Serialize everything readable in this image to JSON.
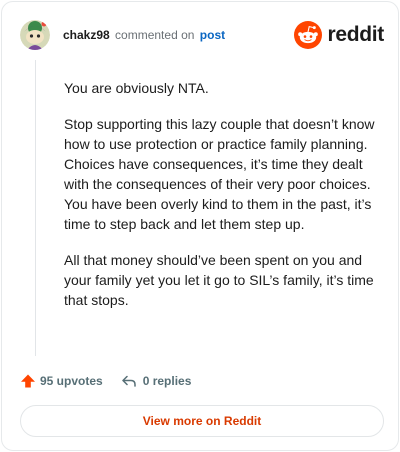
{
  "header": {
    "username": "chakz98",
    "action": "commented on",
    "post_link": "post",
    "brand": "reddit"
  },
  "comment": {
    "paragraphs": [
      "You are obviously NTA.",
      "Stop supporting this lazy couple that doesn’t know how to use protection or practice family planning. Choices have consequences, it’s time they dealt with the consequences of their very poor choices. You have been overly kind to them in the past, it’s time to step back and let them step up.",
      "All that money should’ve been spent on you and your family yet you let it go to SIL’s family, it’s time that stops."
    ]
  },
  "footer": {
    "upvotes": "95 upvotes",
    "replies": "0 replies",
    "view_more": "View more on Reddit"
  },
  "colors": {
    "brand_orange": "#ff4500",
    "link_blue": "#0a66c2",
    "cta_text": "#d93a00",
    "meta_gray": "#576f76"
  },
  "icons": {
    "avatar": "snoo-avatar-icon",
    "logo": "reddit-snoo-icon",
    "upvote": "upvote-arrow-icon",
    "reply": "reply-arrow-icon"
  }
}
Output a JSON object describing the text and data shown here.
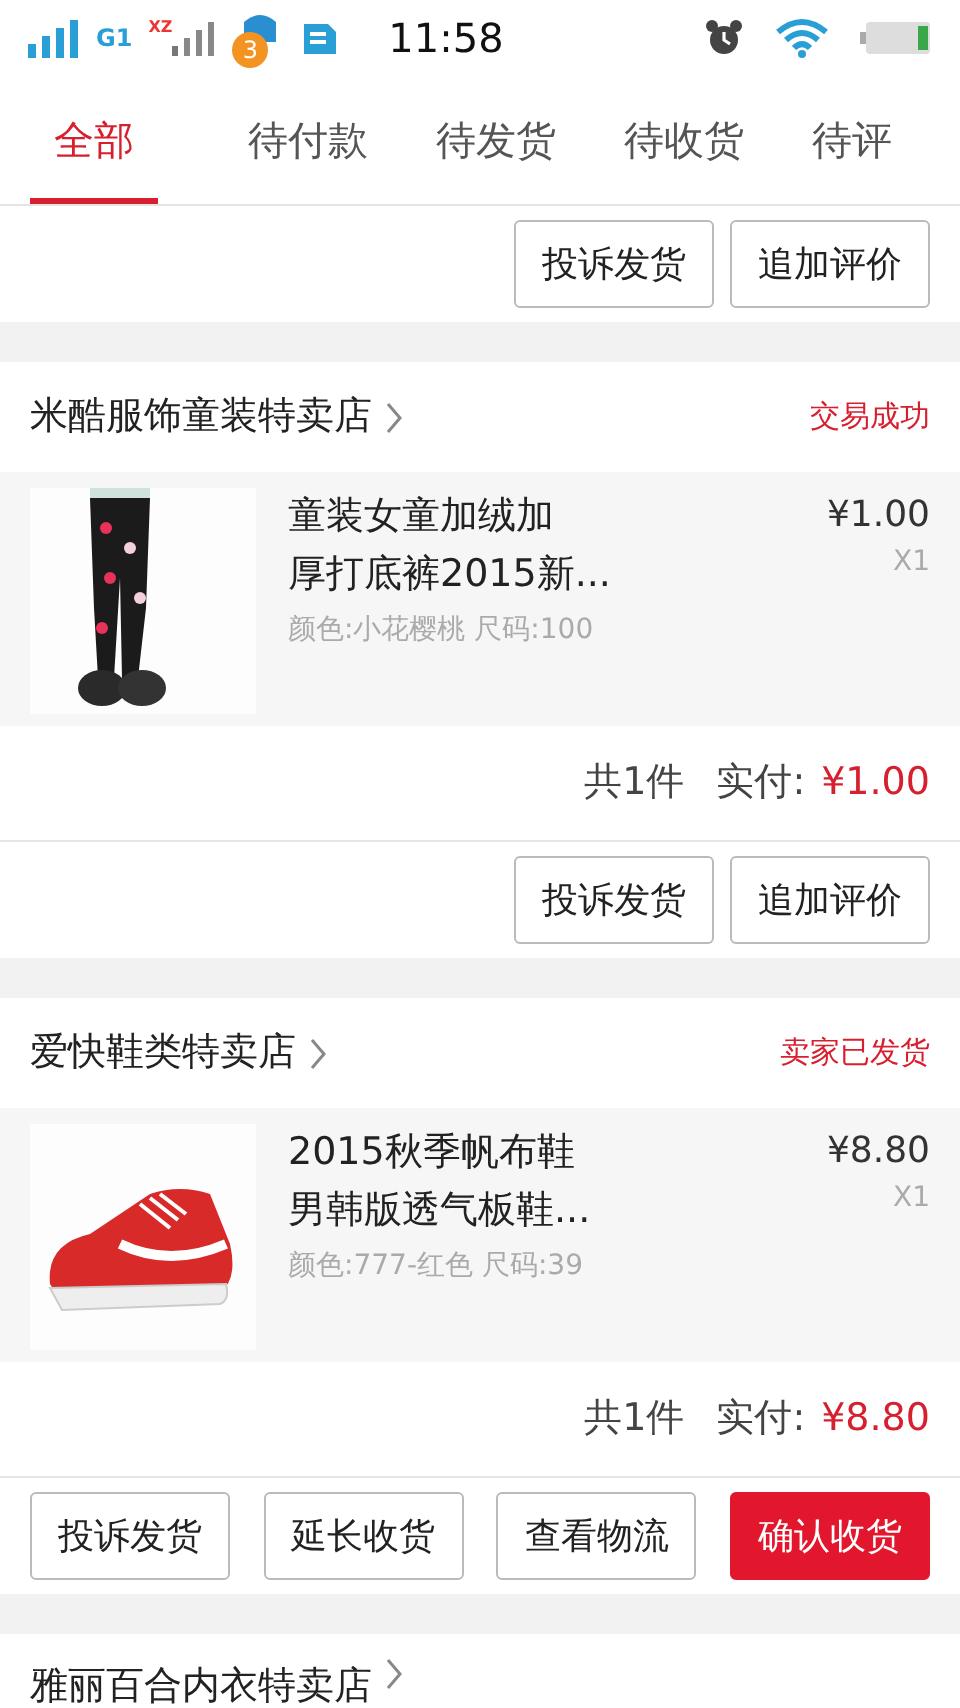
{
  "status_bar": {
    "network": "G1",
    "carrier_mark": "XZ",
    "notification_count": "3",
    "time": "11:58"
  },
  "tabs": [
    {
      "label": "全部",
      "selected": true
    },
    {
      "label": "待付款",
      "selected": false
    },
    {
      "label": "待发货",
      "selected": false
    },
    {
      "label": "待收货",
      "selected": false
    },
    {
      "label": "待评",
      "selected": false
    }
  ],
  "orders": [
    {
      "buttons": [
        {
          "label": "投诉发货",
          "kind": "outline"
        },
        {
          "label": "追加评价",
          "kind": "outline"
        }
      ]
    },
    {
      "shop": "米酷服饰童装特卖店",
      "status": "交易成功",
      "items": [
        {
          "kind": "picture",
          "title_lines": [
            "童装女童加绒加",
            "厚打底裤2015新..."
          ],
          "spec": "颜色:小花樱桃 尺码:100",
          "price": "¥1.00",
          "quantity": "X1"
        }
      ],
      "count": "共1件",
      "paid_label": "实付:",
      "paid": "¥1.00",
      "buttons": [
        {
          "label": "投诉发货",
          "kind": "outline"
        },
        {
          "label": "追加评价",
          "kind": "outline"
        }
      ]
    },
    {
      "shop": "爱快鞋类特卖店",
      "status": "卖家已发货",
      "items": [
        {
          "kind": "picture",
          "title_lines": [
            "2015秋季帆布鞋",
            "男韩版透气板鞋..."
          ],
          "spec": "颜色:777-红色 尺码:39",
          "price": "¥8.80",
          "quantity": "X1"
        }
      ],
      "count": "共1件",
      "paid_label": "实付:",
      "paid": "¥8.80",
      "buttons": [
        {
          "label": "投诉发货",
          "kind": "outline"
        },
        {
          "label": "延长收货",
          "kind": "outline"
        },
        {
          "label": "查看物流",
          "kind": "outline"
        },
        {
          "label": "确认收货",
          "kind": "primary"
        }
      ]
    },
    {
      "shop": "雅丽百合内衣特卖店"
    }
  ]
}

════════════════

§ WHAT THE EXERCISE ASKS
Copy out every line of the listing that contains the string "been".

§ SOLUTION
      "Stop supporting this lazy couple that doesn’t know how to use protection or practice family planning. Choices have consequences, it’s time they dealt with the consequences of their very poor choices. You have been overly kind to them in the past, it’s time to step back and let them step up.",
      "All that money should’ve been spent on you and your family yet you let it go to SIL’s family, it’s time that stops."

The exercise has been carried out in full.